* PROBLEM DETAILS
Search the records below for the word "脉来浮缓" and show every line where it occurs.

* DATA ENTRIES
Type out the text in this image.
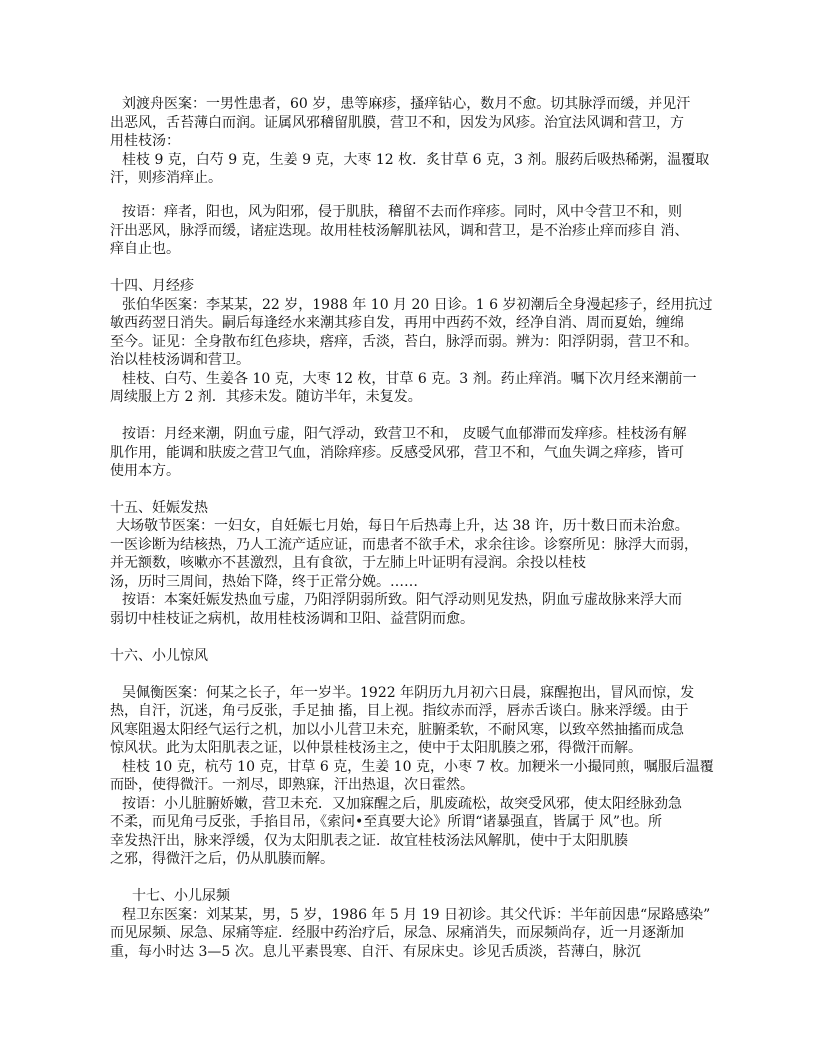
刘渡舟医案：一男性患者，60 岁，患等麻疹，搔痒钻心，数月不愈。切其脉浮而缓，并见汗
出恶风，舌苔薄白而润。证属风邪稽留肌膜，营卫不和，因发为风疹。治宜法风调和营卫，方
用桂枝汤：
桂枝 9 克，白芍 9 克，生姜 9 克，大枣 12 枚．炙甘草 6 克，3 剂。服药后吸热稀粥，温覆取
汗，则疹消痒止。
按语：痒者，阳也，风为阳邪，侵于肌肤，稽留不去而作痒疹。同时，风中令营卫不和，则
汗出恶风，脉浮而缓，诸症迭现。故用桂枝汤解肌祛风，调和营卫，是不治疹止痒而疹自 消、
痒自止也。
十四、月经疹
张伯华医案：李某某，22 岁，1988 年 10 月 20 日诊。1 6 岁初潮后全身漫起疹子，经用抗过
敏西药翌日消失。嗣后每逢经水来潮其疹自发，再用中西药不效，经净自消、周而夏始，缠绵
至今。证见：全身散布红色疹块，瘩痒，舌淡，苔白，脉浮而弱。辨为：阳浮阴弱，营卫不和。
治以桂枝汤调和营卫。
桂枝、白芍、生姜各 10 克，大枣 12 枚，甘草 6 克。3 剂。药止痒消。嘱下次月经来潮前一
周续服上方 2 剂．其疹未发。随访半年，未复发。
按语：月经来潮，阴血亏虚，阳气浮动，致营卫不和， 皮暖气血郁滞而发痒疹。桂枝汤有解
肌作用，能调和肤废之营卫气血，消除痒疹。反感受风邪，营卫不和，气血失调之痒疹，皆可
使用本方。
十五、妊娠发热
大场敬节医案：一妇女，自妊娠七月始，每日午后热毒上升，达 38 许，历十数日而未治愈。
一医诊断为结核热，乃人工流产适应证，而患者不欲手术，求余往诊。诊察所见：脉浮大而弱，
并无额数，咳嗽亦不甚激烈，且有食欲，于左肺上叶证明有浸润。余投以桂枝
汤，历时三周间，热始下降，终于正常分娩。……
按语：本案妊娠发热血亏虚，乃阳浮阴弱所致。阳气浮动则见发热，阴血亏虚故脉来浮大而
弱切中桂枝证之病机，故用桂枝汤调和卫阳、益营阴而愈。
十六、小儿惊风
吴佩衡医案：何某之长子，年一岁半。1922 年阴历九月初六日晨，寐醒抱出，冒风而惊，发
热，自汗，沉迷，角弓反张，手足抽 搐，目上视。指纹赤而浮，唇赤舌谈白。脉来浮缓。由于
风寒阻遏太阳经气运行之机，加以小儿营卫未充，脏腑柔软，不耐风寒，以致卒然抽搐而成急
惊风状。此为太阳肌表之证，以仲景桂枝汤主之，使中于太阳肌腠之邪，得微汗而解。
桂枝 10 克，杭芍 10 克，甘草 6 克，生姜 10 克，小枣 7 枚。加粳米一小撮同煎，嘱服后温覆
而卧，使得微汗。一剂尽，即熟寐，汗出热退，次日霍然。
按语：小儿脏腑娇嫩，营卫未充．又加寐醒之后，肌废疏松，故突受风邪，使太阳经脉劲急
不柔，而见角弓反张，手掐目吊，《索问•至真要大论》所谓“诸暴强直，皆属于 风”也。所
幸发热汗出，脉来浮缓，仅为太阳肌表之证．故宜桂枝汤法风解肌，使中于太阳肌腠
之邪，得微汗之后，仍从肌腠而解。
十七、小儿尿频
程卫东医案：刘某某，男，5 岁，1986 年 5 月 19 日初诊。其父代诉：半年前因患“尿路感染”
而见尿频、尿急、尿痛等症．经服中药治疗后，尿急、尿痛消失，而尿频尚存，近一月逐渐加
重，每小时达 3—5 次。息儿平素畏寒、自汗、有尿床史。诊见舌质淡，苔薄白，脉沉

* FINISHED EXERCISE
热，自汗，沉迷，角弓反张，手足抽 搐，目上视。指纹赤而浮，唇赤舌谈白。脉来浮缓。由于
幸发热汗出，脉来浮缓，仅为太阳肌表之证．故宜桂枝汤法风解肌，使中于太阳肌腠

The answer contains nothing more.